- Texte fourni:
════════════════

Je concentre mes première recherches autour de la période américaine qui a vu naître la Symphonie du Nouveau Monde. J'ai déjà une idée assez claire de ce que je vais trouver : des articles condescendants, des éditoriaux hostiles, des gros titres que je compte bien reproduire pour illustrer ce site.
Très rapidement je dois déchanter. Il y a certes de gros titres, mais pas sur Dvořák. Les journaux d'alors parlent de compositeurs aujourd'hui complètement méconnus, sauf peut-être de quelques érudits. Et partout, un nom revient : Wagner, Wagner, Wagner, discuté à n'en plus finir, à travers des articles s'étalant sur plusieurs numéros, souvent en termes admiratifs. Je n'en crois pas mes yeux ! Il y a tout de même quelques allusions aux oeuvres de Dvořák, mais elles se trouvent au fin fond des brèves musicales. Et c'est écrit en tout petits caractères. Donc, j'avais tort. Aucun gros titre goguenard sur la Symphonie du Nouveau Monde. La recherche s'annonce longue, difficile et, peut-être, en définitive, infructueuse.
Je décide
d'écumer méthodiquement la presse, année par
année, journal par journal, relevant
çà et
là des informations éparses sur Dvořák, la
Bohême
ou d'autres sujets connexes, dont je pense qu'elles appartiennent
peut-être à une logique qui n'apparaîtra
qu'avec le
progrès de la collecte. Aussi je décide de noter un grand
nombre d'informations et de références, tout sur
Dvořák et les compositeurs tchèques bien
évidemment, mais aussi sur la musique américaine, les
écoles nationales, l'actualité des interprètes
ayant un lien avec Dvořák, comme Charles Lamoureux ou Henri
Marteau. Ce travail m'occupe régulièrement, au rythme
d'une à deux journées de recherche par semaine, pendant
plusieurs mois.

════════════════

- Documents sources:
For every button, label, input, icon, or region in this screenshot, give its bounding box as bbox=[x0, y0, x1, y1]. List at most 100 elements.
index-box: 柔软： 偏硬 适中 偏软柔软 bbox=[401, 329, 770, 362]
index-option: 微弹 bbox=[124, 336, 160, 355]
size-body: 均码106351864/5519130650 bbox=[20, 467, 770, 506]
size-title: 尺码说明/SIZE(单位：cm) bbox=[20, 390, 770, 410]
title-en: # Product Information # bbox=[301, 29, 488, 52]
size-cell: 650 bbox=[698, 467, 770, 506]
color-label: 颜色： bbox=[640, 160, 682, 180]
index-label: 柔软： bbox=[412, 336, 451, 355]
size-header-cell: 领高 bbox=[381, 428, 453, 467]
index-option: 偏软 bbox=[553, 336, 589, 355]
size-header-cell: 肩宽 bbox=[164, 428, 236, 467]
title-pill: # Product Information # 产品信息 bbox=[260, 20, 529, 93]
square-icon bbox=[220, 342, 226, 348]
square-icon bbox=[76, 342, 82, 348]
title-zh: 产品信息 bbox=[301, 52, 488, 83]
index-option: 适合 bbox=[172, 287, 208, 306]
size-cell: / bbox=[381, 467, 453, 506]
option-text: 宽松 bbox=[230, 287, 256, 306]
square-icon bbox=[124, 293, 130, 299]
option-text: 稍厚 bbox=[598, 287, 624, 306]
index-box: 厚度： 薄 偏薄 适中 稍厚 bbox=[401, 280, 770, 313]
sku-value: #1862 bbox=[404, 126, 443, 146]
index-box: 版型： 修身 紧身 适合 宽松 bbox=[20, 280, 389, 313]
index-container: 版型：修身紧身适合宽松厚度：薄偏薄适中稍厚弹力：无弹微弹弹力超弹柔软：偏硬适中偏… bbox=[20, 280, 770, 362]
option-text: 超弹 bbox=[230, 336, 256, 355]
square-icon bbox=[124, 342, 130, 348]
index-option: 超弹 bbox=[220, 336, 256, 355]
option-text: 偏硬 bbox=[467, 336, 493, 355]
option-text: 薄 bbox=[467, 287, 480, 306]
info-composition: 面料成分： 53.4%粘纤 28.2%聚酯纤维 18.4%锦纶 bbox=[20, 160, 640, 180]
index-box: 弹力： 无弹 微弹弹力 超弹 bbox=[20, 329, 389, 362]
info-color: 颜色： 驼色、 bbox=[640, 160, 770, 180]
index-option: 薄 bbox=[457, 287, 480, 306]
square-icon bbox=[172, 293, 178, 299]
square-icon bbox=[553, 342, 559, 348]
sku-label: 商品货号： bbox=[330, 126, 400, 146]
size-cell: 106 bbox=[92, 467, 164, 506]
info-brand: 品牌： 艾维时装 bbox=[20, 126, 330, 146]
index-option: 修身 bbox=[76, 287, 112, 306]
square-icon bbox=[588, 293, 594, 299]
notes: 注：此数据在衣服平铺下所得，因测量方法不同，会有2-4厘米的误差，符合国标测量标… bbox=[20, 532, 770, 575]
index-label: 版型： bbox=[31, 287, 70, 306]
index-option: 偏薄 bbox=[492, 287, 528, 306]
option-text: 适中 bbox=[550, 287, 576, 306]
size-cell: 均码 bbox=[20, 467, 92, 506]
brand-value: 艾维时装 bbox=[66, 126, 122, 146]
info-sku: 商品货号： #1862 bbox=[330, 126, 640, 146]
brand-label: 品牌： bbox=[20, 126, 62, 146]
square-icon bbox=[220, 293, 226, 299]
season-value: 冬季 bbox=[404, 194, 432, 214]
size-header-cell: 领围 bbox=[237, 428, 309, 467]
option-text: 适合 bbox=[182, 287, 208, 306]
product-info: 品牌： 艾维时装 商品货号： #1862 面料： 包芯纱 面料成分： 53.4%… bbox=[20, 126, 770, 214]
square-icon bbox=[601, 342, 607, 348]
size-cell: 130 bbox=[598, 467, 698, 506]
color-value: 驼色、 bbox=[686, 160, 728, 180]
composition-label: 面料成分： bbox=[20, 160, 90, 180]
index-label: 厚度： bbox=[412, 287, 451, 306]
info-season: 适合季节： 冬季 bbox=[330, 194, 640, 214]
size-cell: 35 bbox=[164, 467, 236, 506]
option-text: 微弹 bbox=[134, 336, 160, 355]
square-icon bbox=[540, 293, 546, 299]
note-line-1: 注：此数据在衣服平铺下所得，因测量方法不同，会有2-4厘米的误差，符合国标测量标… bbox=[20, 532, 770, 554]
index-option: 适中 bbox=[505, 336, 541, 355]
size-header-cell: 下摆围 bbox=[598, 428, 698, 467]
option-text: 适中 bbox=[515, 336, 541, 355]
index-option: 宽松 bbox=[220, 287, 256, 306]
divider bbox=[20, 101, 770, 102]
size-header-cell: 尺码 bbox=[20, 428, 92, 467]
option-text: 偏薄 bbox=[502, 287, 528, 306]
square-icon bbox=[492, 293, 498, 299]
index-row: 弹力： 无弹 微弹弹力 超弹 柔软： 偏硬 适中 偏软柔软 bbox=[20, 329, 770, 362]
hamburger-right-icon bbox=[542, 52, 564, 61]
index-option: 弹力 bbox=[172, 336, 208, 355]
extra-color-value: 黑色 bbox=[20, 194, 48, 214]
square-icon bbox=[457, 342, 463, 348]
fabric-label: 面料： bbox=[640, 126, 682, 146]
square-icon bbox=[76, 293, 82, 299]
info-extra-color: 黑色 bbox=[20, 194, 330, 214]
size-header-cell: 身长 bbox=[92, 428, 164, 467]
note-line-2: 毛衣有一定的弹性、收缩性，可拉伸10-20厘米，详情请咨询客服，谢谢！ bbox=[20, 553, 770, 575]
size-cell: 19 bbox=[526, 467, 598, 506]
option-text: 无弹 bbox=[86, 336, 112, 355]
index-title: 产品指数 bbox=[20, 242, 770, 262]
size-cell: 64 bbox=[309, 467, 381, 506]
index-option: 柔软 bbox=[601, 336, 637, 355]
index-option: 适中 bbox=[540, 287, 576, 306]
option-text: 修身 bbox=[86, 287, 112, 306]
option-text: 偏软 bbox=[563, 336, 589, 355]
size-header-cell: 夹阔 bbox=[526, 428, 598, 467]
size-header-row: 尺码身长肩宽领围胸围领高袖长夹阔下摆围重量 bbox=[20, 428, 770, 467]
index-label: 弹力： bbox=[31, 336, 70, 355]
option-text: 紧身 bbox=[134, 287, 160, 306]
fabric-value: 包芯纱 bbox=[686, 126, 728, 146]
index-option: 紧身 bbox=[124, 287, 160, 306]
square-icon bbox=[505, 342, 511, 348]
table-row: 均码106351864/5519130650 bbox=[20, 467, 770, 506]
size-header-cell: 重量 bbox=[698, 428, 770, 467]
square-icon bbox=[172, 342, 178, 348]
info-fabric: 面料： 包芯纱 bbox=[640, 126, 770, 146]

════════════════

- Consignes:
1. Renvoyez à l'identique la partie des enregistrements qui va de leur toute première ligne jusqu'à la ligne contenant « index-option: 微弹 bbox=[124, 336, 160, 355] », ces deux lignes comprises.
2. Poursuivez le texte sur Dvořák à partir de l'endroit où il s'arrête.
Le texte sur Dvořák et les enregistrements constituent deux documents indépendants l'un de l'autre.

- Réponses par consigne:
1.
For every button, label, input, icon, or region in this screenshot, give its bounding box as bbox=[x0, y0, x1, y1]. List at most 100 elements.
index-box: 柔软： 偏硬 适中 偏软柔软 bbox=[401, 329, 770, 362]
index-option: 微弹 bbox=[124, 336, 160, 355]

2.
Je me
trouve en définitive avec une somme
impressionnante : bout à bout, le contenu des
brèves et
articles recopiés représente une centaine
de pages
au format A4 ! Ce que j'ai collecté me force à
remettre
en question les préjugés que j'avais sur la
façon
dont Dvořák était apprécié par mes
compatriotes du
XIXème siècle. Et surtout, j'ai noté
quelques
informations à ma connaissance totalement
inédites - et
du plus grand intérêt. Ainsi, tout le monde semble
avoir
oublié que la ville de Paris a très
officiellement remis
une médaille d'or
à Antonín Dvořák, quelques
jours
seulement avant sa disparition. Cet événement majeur n'a
été repris, à ma connaissance, dans aucune
biographie.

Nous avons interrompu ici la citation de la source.